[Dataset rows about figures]

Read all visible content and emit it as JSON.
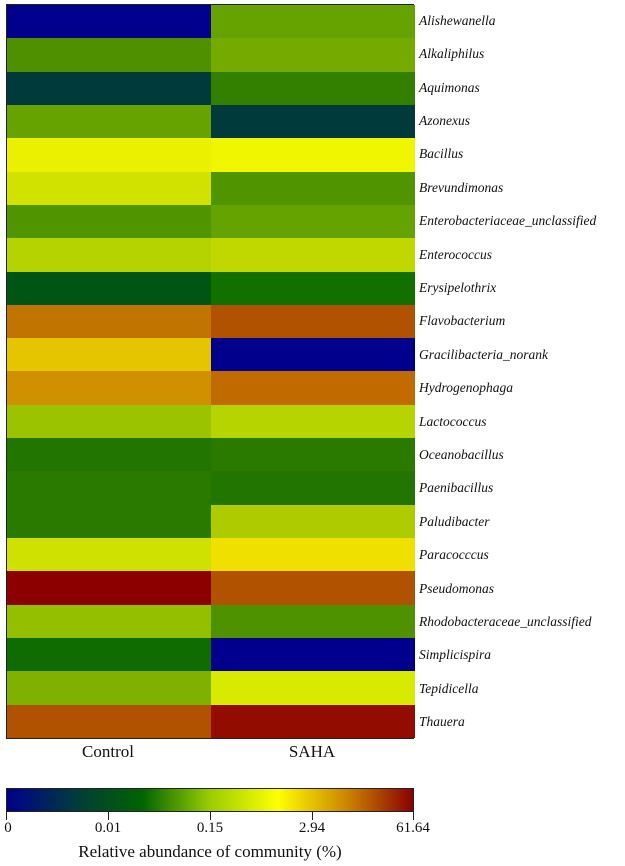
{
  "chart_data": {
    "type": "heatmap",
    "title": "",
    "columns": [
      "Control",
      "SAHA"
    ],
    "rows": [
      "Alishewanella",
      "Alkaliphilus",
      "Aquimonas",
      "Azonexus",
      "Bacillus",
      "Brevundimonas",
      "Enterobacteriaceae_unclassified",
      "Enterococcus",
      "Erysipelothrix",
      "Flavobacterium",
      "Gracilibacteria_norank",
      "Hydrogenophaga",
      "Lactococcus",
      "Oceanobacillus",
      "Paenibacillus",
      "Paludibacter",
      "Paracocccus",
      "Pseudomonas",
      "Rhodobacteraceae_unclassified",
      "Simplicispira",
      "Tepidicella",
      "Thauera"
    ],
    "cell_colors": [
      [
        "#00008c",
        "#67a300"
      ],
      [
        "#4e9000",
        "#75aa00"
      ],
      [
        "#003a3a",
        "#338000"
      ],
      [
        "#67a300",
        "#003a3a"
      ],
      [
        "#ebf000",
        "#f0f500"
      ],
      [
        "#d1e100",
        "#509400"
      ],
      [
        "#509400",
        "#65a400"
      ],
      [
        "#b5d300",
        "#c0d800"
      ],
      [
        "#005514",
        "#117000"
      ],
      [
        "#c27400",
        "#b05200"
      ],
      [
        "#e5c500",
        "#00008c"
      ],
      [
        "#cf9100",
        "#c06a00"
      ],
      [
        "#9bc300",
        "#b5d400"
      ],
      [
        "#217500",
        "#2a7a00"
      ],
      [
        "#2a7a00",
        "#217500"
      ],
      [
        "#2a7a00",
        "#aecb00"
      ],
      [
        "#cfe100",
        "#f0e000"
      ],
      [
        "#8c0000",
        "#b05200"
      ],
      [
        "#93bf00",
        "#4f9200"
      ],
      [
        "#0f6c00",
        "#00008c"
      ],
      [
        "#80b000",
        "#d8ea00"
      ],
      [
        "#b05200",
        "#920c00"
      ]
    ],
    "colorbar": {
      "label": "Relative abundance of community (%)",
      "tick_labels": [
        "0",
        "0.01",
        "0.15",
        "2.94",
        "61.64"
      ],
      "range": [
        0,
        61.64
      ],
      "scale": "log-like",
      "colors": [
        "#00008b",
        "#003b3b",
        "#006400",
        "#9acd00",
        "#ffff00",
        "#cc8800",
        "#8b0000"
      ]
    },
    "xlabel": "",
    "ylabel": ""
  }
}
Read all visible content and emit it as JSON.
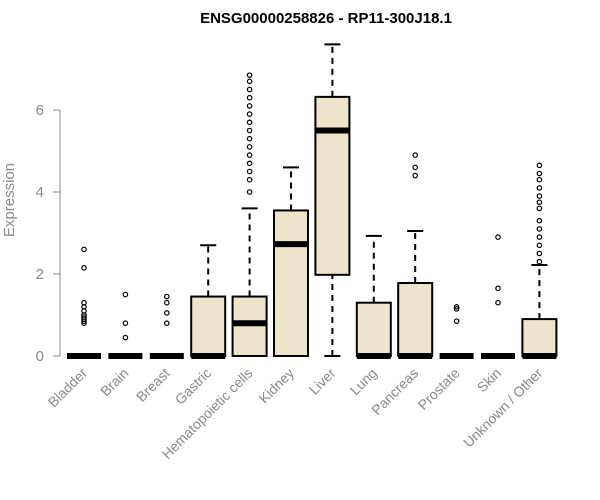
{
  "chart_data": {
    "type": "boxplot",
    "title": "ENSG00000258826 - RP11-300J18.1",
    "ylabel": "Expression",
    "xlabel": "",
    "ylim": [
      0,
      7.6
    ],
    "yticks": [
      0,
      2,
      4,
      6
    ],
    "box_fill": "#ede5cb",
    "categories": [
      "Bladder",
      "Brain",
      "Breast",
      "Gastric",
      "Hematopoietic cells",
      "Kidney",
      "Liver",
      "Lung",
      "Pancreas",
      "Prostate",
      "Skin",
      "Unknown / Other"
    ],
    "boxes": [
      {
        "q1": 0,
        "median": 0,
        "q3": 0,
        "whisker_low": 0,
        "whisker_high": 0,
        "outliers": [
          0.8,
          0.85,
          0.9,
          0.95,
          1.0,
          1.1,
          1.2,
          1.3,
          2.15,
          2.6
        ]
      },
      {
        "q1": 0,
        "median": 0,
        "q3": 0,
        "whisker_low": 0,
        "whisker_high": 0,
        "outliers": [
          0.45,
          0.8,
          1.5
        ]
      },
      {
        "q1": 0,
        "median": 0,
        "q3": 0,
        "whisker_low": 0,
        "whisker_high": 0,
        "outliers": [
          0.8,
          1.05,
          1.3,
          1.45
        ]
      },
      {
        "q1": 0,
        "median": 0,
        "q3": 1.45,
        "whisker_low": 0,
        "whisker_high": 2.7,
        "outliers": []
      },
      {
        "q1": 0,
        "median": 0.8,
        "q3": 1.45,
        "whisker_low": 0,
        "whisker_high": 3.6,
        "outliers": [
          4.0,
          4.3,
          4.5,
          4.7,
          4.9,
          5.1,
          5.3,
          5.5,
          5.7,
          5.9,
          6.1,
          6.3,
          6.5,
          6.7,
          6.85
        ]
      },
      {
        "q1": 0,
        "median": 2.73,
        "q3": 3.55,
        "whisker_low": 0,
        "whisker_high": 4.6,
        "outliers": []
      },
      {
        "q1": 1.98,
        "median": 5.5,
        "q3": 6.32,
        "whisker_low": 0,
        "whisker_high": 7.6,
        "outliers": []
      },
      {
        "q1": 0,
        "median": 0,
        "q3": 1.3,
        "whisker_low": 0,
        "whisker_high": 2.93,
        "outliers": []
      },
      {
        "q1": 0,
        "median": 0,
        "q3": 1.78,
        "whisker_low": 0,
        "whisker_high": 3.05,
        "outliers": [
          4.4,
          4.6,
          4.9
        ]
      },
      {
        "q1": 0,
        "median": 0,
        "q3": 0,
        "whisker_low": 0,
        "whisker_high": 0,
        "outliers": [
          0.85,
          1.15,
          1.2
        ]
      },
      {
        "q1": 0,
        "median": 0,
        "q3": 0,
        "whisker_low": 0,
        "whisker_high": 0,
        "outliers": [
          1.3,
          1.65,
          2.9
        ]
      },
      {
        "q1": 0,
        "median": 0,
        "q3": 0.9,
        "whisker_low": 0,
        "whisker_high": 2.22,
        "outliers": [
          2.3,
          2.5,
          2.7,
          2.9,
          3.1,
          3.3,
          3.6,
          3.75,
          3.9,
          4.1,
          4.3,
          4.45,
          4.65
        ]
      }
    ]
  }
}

...

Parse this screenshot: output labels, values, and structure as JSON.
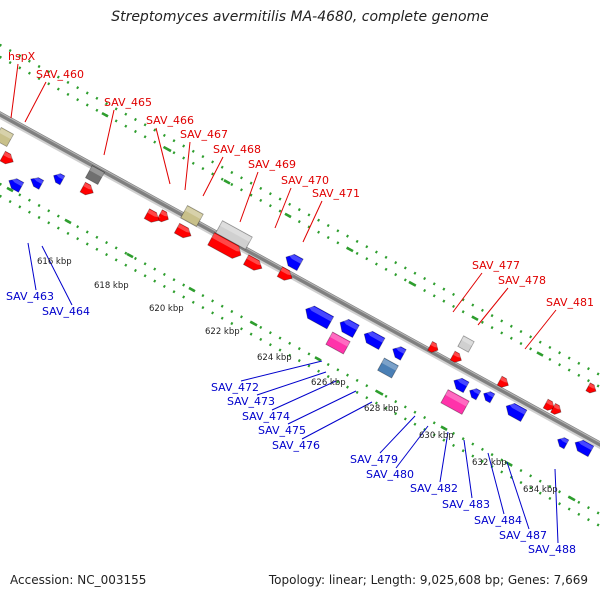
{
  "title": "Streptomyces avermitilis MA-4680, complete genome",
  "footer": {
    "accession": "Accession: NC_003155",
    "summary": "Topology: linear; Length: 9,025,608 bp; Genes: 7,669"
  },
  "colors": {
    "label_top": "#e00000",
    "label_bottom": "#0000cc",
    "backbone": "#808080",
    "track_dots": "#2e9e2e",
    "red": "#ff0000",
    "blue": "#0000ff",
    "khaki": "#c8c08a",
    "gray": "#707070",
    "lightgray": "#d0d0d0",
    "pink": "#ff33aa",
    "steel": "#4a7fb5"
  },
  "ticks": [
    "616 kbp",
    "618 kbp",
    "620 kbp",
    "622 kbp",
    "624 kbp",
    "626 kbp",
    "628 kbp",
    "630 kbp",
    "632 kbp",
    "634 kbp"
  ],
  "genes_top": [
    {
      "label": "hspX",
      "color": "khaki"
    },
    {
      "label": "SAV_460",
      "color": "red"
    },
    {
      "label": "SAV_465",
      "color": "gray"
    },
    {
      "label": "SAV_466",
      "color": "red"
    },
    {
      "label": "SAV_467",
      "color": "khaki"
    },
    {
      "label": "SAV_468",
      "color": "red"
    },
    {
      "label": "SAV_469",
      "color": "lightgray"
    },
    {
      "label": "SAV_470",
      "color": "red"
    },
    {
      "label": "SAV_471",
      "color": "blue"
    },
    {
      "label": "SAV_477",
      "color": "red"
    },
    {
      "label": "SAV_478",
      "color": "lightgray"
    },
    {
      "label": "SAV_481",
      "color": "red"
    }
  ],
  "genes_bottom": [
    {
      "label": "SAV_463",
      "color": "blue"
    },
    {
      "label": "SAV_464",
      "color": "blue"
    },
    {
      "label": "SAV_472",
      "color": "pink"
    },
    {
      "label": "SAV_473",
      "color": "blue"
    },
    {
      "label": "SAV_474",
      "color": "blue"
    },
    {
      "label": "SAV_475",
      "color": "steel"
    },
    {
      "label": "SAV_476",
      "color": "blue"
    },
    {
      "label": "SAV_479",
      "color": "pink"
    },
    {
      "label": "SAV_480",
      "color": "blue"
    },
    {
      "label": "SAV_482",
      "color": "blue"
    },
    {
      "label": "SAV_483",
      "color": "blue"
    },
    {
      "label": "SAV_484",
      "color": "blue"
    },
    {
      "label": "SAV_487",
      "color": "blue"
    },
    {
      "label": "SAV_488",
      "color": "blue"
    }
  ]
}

Work required: Report every line of the data above that contains the string "title" by copying it in full.

Reply:
    "title": "",
    "title": "ENSG00000258826 - RP11-300J18.1",
  "title": "Streptomyces avermitilis MA-4680, complete genome",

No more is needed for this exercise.